# Records provided

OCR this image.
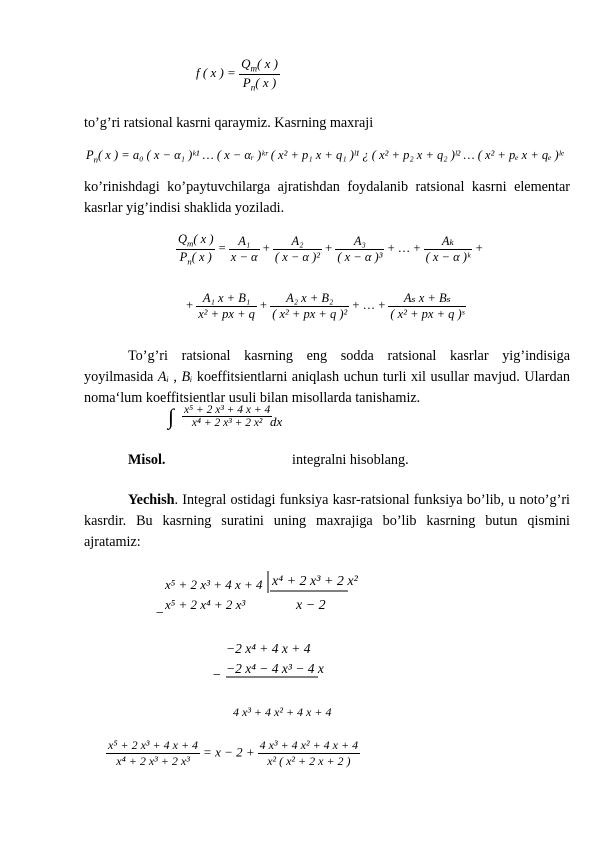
f ( x ) = $\frac{Q_m( x )}{P_n( x )}$
to’g’ri ratsional kasrni qaraymiz. Kasrning maxraji
$P_n$( x ) = a₀ ( x − α₁ )ᵏ¹ … ( x − αᵣ )ᵏʳ ( x² + p₁ x + q₁ )ˡ¹ ¿ ( x² + p₂ x + q₂ )ˡ² … ( x² + pₑ x + qₑ )ˡᵉ
ko’rinishdagi ko’paytuvchilarga ajratishdan foydalanib ratsional kasrni elementar kasrlar yig’indisi shaklida yoziladi.
$\frac{Q_m( x )}{P_n( x )} = \frac{\text{A₁}}{x - \alpha} + \frac{\text{A₂}}{\text{( x − α )²}} + \frac{\text{A₃}}{\text{( x − α )³}}$ + … + $\frac{\text{Aₖ}}{\text{( x − α )ᵏ}}$ +
+ $\frac{\text{A₁ x + B₁}}{\text{x² + px + q}} + \frac{\text{A₂ x + B₂}}{\text{( x² + px + q )²}}$ + … + $\frac{\text{Aₛ x + Bₛ}}{\text{( x² + px + q )ˢ}}$
To’g’ri ratsional kasrning eng sodda ratsional kasrlar yig’indisiga yoyilmasida Aᵢ , Bᵢ koeffitsientlarni aniqlash uchun turli xil usullar mavjud. Ulardan noma‘lum koeffitsientlar usuli bilan misollarda tanishamiz.
Misol.
∫ $\frac{\text{x⁵ + 2 x³ + 4 x + 4}}{\text{x⁴ + 2 x³ + 2 x²}}$
dx
integralni hisoblang.
Yechish. Integral ostidagi funksiya kasr-ratsional funksiya bo’lib, u noto’g’ri kasrdir. Bu kasrning suratini uning maxrajiga bo’lib kasrning butun qismini ajratamiz:
x⁵ + 2 x³ + 4 x + 4
−
x⁵ + 2 x⁴ + 2 x³
x⁴ + 2 x³ + 2 x²
x − 2
−2 x⁴ + 4 x + 4
− −2 x⁴ − 4 x³ − 4 x
4 x³ + 4 x² + 4 x + 4
$\frac{\text{x⁵ + 2 x³ + 4 x + 4}}{\text{x⁴ + 2 x³ + 2 x³}} = x - 2 + \frac{\text{4 x³ + 4 x² + 4 x + 4}}{\text{x² ( x² + 2 x + 2 )}}$
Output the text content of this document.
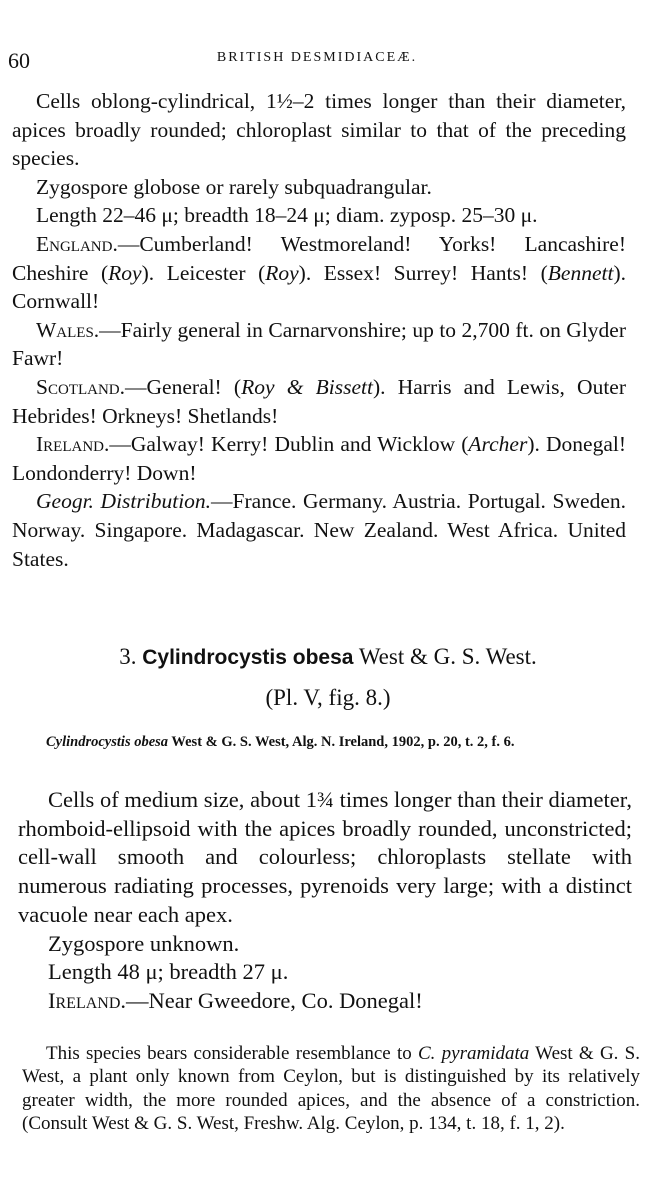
60	BRITISH DESMIDIACEÆ.

Cells oblong-cylindrical, 1½–2 times longer than their diameter, apices broadly rounded; chloroplast similar to that of the preceding species.

Zygospore globose or rarely subquadrangular.

Length 22–46 μ; breadth 18–24 μ; diam. zyposp. 25–30 μ.

England.—Cumberland! Westmoreland! Yorks! Lancashire! Cheshire (Roy). Leicester (Roy). Essex! Surrey! Hants! (Bennett). Cornwall!

Wales.—Fairly general in Carnarvonshire; up to 2,700 ft. on Glyder Fawr!

Scotland.—General! (Roy & Bissett). Harris and Lewis, Outer Hebrides! Orkneys! Shetlands!

Ireland.—Galway! Kerry! Dublin and Wicklow (Archer). Donegal! Londonderry! Down!

Geogr. Distribution.—France. Germany. Austria. Portugal. Sweden. Norway. Singapore. Madagascar. New Zealand. West Africa. United States.

3. Cylindrocystis obesa West & G. S. West.
(Pl. V, fig. 8.)
Cylindrocystis obesa West & G. S. West, Alg. N. Ireland, 1902, p. 20, t. 2, f. 6.

Cells of medium size, about 1¾ times longer than their diameter, rhomboid-ellipsoid with the apices broadly rounded, unconstricted; cell-wall smooth and colourless; chloroplasts stellate with numerous radiating processes, pyrenoids very large; with a distinct vacuole near each apex.

Zygospore unknown.

Length 48 μ; breadth 27 μ.

Ireland.—Near Gweedore, Co. Donegal!

This species bears considerable resemblance to C. pyramidata West & G. S. West, a plant only known from Ceylon, but is distinguished by its relatively greater width, the more rounded apices, and the absence of a constriction. (Consult West & G. S. West, Freshw. Alg. Ceylon, p. 134, t. 18, f. 1, 2).
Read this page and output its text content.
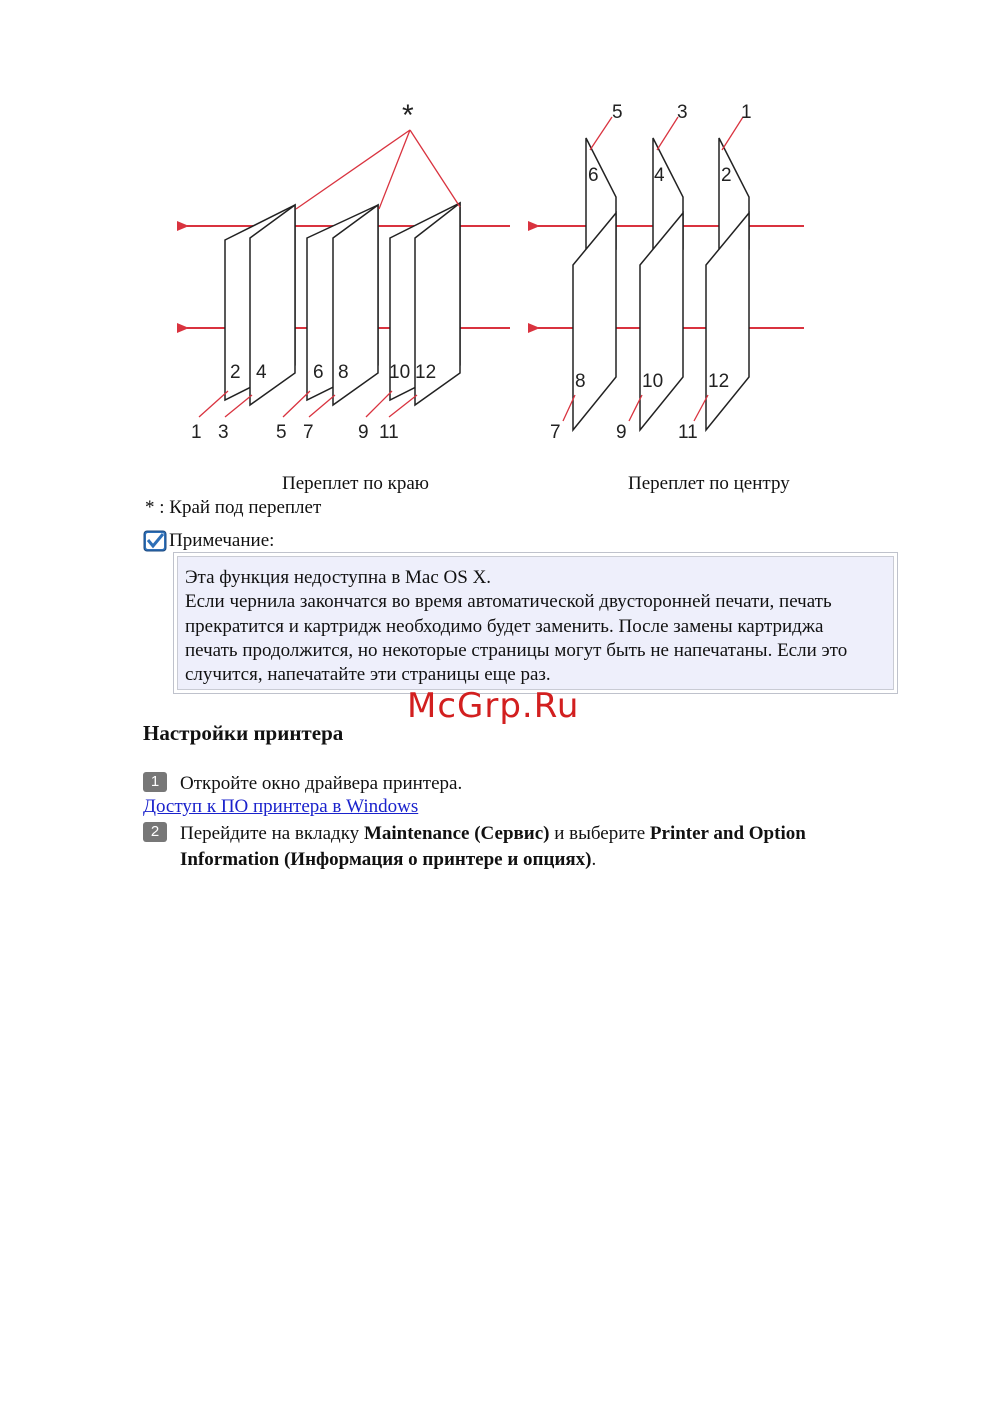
*
2 4 6 8 10 12
1 3 5 7 9 11
6	4	2
5	3	1
8	10 12
7	9	11
Переплет по краю	Переплет по центру
* : Край под переплет
Примечание:
Эта функция недоступна в Mac OS X.
Если чернила закончатся во время автоматической двусторонней печати, печать
прекратится и картридж необходимо будет заменить. После замены картриджа
печать продолжится, но некоторые страницы могут быть не напечатаны. Если это
случится, напечатайте эти страницы еще раз.
McGrp.Ru
Настройки принтера
1	Откройте окно драйвера принтера.
Доступ к ПО принтера в Windows
2	Перейдите на вкладку Maintenance (Сервис) и выберите Printer and Option Information (Информация о принтере и опциях).
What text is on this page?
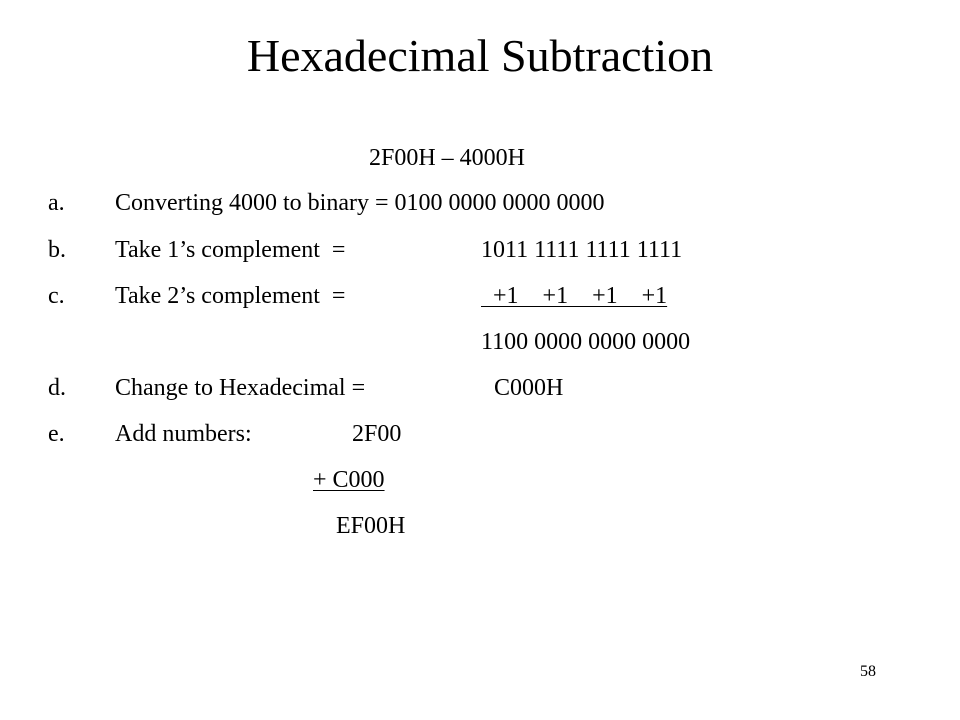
Hexadecimal Subtraction
2F00H – 4000H
a. Converting 4000 to binary = 0100 0000 0000 0000
b. Take 1’s complement  =	1011 1111 1111 1111
c. Take 2’s complement  =	+1    +1    +1    +1
1100 0000 0000 0000
d. Change to Hexadecimal =	C000H
e. Add numbers:	2F00
+ C000
EF00H
58
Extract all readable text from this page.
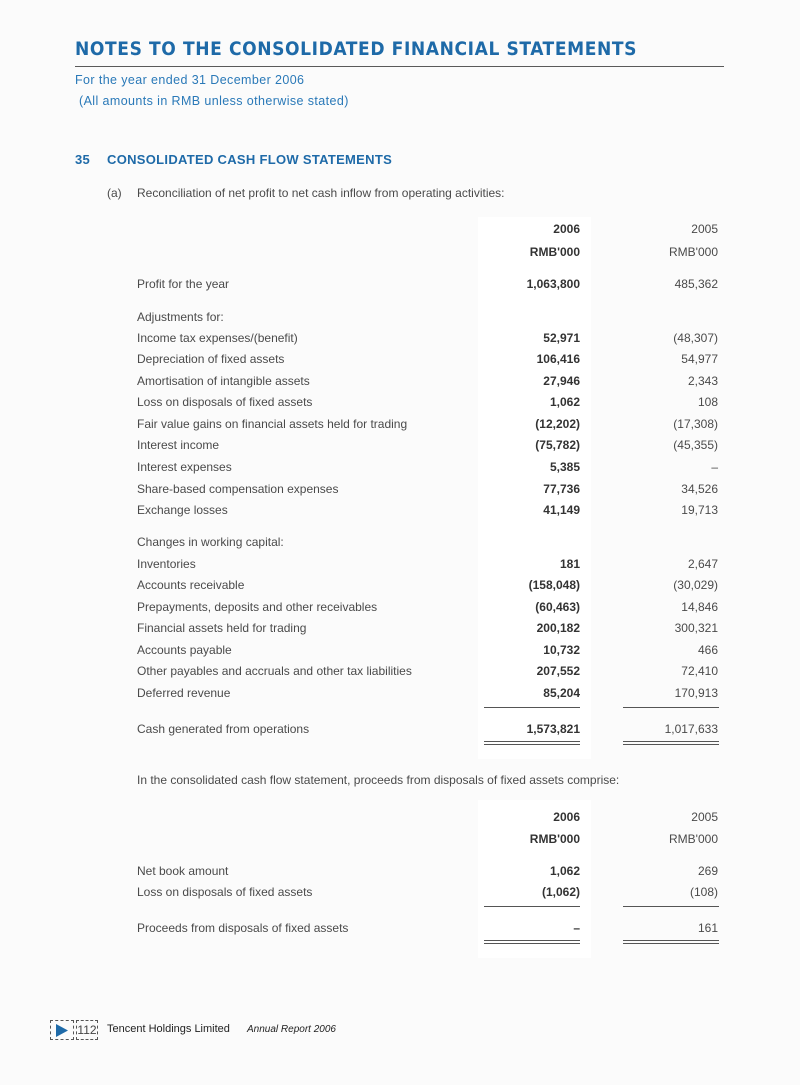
NOTES TO THE CONSOLIDATED FINANCIAL STATEMENTS
For the year ended 31 December 2006
(All amounts in RMB unless otherwise stated)
35 CONSOLIDATED CASH FLOW STATEMENTS
(a) Reconciliation of net profit to net cash inflow from operating activities:
2006	2005
RMB'000	RMB'000
Profit for the year	1,063,800	485,362
Adjustments for:
Income tax expenses/(benefit)	52,971	(48,307)
Depreciation of fixed assets	106,416	54,977
Amortisation of intangible assets	27,946	2,343
Loss on disposals of fixed assets	1,062	108
Fair value gains on financial assets held for trading	(12,202)	(17,308)
Interest income	(75,782)	(45,355)
Interest expenses	5,385	–
Share-based compensation expenses	77,736	34,526
Exchange losses	41,149	19,713
Changes in working capital:
Inventories	181	2,647
Accounts receivable	(158,048)	(30,029)
Prepayments, deposits and other receivables	(60,463)	14,846
Financial assets held for trading	200,182	300,321
Accounts payable	10,732	466
Other payables and accruals and other tax liabilities	207,552	72,410
Deferred revenue	85,204	170,913
Cash generated from operations	1,573,821	1,017,633
In the consolidated cash flow statement, proceeds from disposals of fixed assets comprise:
2006	2005
RMB'000	RMB'000
Net book amount	1,062	269
Loss on disposals of fixed assets	(1,062)	(108)
Proceeds from disposals of fixed assets	–	161
112 Tencent Holdings Limited Annual Report 2006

# Exercise instructions
Repeat all of the records verbatim, leaving out the pictures.

# Output below
OCR this image.
f ( x ) = $\frac{Q_m( x )}{P_n( x )}$
to’g’ri ratsional kasrni qaraymiz. Kasrning maxraji
$P_n$( x ) = a₀ ( x − α₁ )ᵏ¹ … ( x − αᵣ )ᵏʳ ( x² + p₁ x + q₁ )ˡ¹ ¿ ( x² + p₂ x + q₂ )ˡ² … ( x² + pₑ x + qₑ )ˡᵉ
ko’rinishdagi ko’paytuvchilarga ajratishdan foydalanib ratsional kasrni elementar kasrlar yig’indisi shaklida yoziladi.
$\frac{Q_m( x )}{P_n( x )} = \frac{\text{A₁}}{x - \alpha} + \frac{\text{A₂}}{\text{( x − α )²}} + \frac{\text{A₃}}{\text{( x − α )³}}$ + … + $\frac{\text{Aₖ}}{\text{( x − α )ᵏ}}$ +
+ $\frac{\text{A₁ x + B₁}}{\text{x² + px + q}} + \frac{\text{A₂ x + B₂}}{\text{( x² + px + q )²}}$ + … + $\frac{\text{Aₛ x + Bₛ}}{\text{( x² + px + q )ˢ}}$
To’g’ri ratsional kasrning eng sodda ratsional kasrlar yig’indisiga yoyilmasida Aᵢ , Bᵢ koeffitsientlarni aniqlash uchun turli xil usullar mavjud. Ulardan noma‘lum koeffitsientlar usuli bilan misollarda tanishamiz.
Misol.
∫ $\frac{\text{x⁵ + 2 x³ + 4 x + 4}}{\text{x⁴ + 2 x³ + 2 x²}}$
dx
integralni hisoblang.
Yechish. Integral ostidagi funksiya kasr-ratsional funksiya bo’lib, u noto’g’ri kasrdir. Bu kasrning suratini uning maxrajiga bo’lib kasrning butun qismini ajratamiz:
x⁵ + 2 x³ + 4 x + 4
−
x⁵ + 2 x⁴ + 2 x³
x⁴ + 2 x³ + 2 x²
x − 2
−2 x⁴ + 4 x + 4
− −2 x⁴ − 4 x³ − 4 x
4 x³ + 4 x² + 4 x + 4
$\frac{\text{x⁵ + 2 x³ + 4 x + 4}}{\text{x⁴ + 2 x³ + 2 x³}} = x - 2 + \frac{\text{4 x³ + 4 x² + 4 x + 4}}{\text{x² ( x² + 2 x + 2 )}}$
Output the text content of this document.
60	BRITISH DESMIDIACEÆ.

Cells oblong-cylindrical, 1½–2 times longer than their diameter, apices broadly rounded; chloroplast similar to that of the preceding species.

Zygospore globose or rarely subquadrangular.

Length 22–46 μ; breadth 18–24 μ; diam. zyposp. 25–30 μ.

England.—Cumberland! Westmoreland! Yorks! Lancashire! Cheshire (Roy). Leicester (Roy). Essex! Surrey! Hants! (Bennett). Cornwall!

Wales.—Fairly general in Carnarvonshire; up to 2,700 ft. on Glyder Fawr!

Scotland.—General! (Roy & Bissett). Harris and Lewis, Outer Hebrides! Orkneys! Shetlands!

Ireland.—Galway! Kerry! Dublin and Wicklow (Archer). Donegal! Londonderry! Down!

Geogr. Distribution.—France. Germany. Austria. Portugal. Sweden. Norway. Singapore. Madagascar. New Zealand. West Africa. United States.

3. Cylindrocystis obesa West & G. S. West.
(Pl. V, fig. 8.)
Cylindrocystis obesa West & G. S. West, Alg. N. Ireland, 1902, p. 20, t. 2, f. 6.

Cells of medium size, about 1¾ times longer than their diameter, rhomboid-ellipsoid with the apices broadly rounded, unconstricted; cell-wall smooth and colourless; chloroplasts stellate with numerous radiating processes, pyrenoids very large; with a distinct vacuole near each apex.

Zygospore unknown.

Length 48 μ; breadth 27 μ.

Ireland.—Near Gweedore, Co. Donegal!

This species bears considerable resemblance to C. pyramidata West & G. S. West, a plant only known from Ceylon, but is distinguished by its relatively greater width, the more rounded apices, and the absence of a constriction. (Consult West & G. S. West, Freshw. Alg. Ceylon, p. 134, t. 18, f. 1, 2).
Read this page and output its text content.
*
2 4 6 8 10 12
1 3 5 7 9 11
6	4	2
5	3	1
8	10 12
7	9	11
Переплет по краю	Переплет по центру
* : Край под переплет
Примечание:
Эта функция недоступна в Mac OS X.
Если чернила закончатся во время автоматической двусторонней печати, печать
прекратится и картридж необходимо будет заменить. После замены картриджа
печать продолжится, но некоторые страницы могут быть не напечатаны. Если это
случится, напечатайте эти страницы еще раз.
McGrp.Ru
Настройки принтера
1	Откройте окно драйвера принтера.
Доступ к ПО принтера в Windows
2	Перейдите на вкладку Maintenance (Сервис) и выберите Printer and Option Information (Информация о принтере и опциях).
What text is on this page?
Hexadecimal Subtraction
2F00H – 4000H
a. Converting 4000 to binary = 0100 0000 0000 0000
b. Take 1’s complement  =	1011 1111 1111 1111
c. Take 2’s complement  =	+1    +1    +1    +1
1100 0000 0000 0000
d. Change to Hexadecimal =	C000H
e. Add numbers:	2F00
+ C000
EF00H
58
Extract all readable text from this page.
NOTES TO THE CONSOLIDATED FINANCIAL STATEMENTS
For the year ended 31 December 2006
(All amounts in RMB unless otherwise stated)
35 CONSOLIDATED CASH FLOW STATEMENTS
(a) Reconciliation of net profit to net cash inflow from operating activities:
2006	2005
RMB'000	RMB'000
Profit for the year	1,063,800	485,362
Adjustments for:
Income tax expenses/(benefit)	52,971	(48,307)
Depreciation of fixed assets	106,416	54,977
Amortisation of intangible assets	27,946	2,343
Loss on disposals of fixed assets	1,062	108
Fair value gains on financial assets held for trading	(12,202)	(17,308)
Interest income	(75,782)	(45,355)
Interest expenses	5,385	–
Share-based compensation expenses	77,736	34,526
Exchange losses	41,149	19,713
Changes in working capital:
Inventories	181	2,647
Accounts receivable	(158,048)	(30,029)
Prepayments, deposits and other receivables	(60,463)	14,846
Financial assets held for trading	200,182	300,321
Accounts payable	10,732	466
Other payables and accruals and other tax liabilities	207,552	72,410
Deferred revenue	85,204	170,913
Cash generated from operations	1,573,821	1,017,633
In the consolidated cash flow statement, proceeds from disposals of fixed assets comprise:
2006	2005
RMB'000	RMB'000
Net book amount	1,062	269
Loss on disposals of fixed assets	(1,062)	(108)
Proceeds from disposals of fixed assets	–	161
112 Tencent Holdings Limited Annual Report 2006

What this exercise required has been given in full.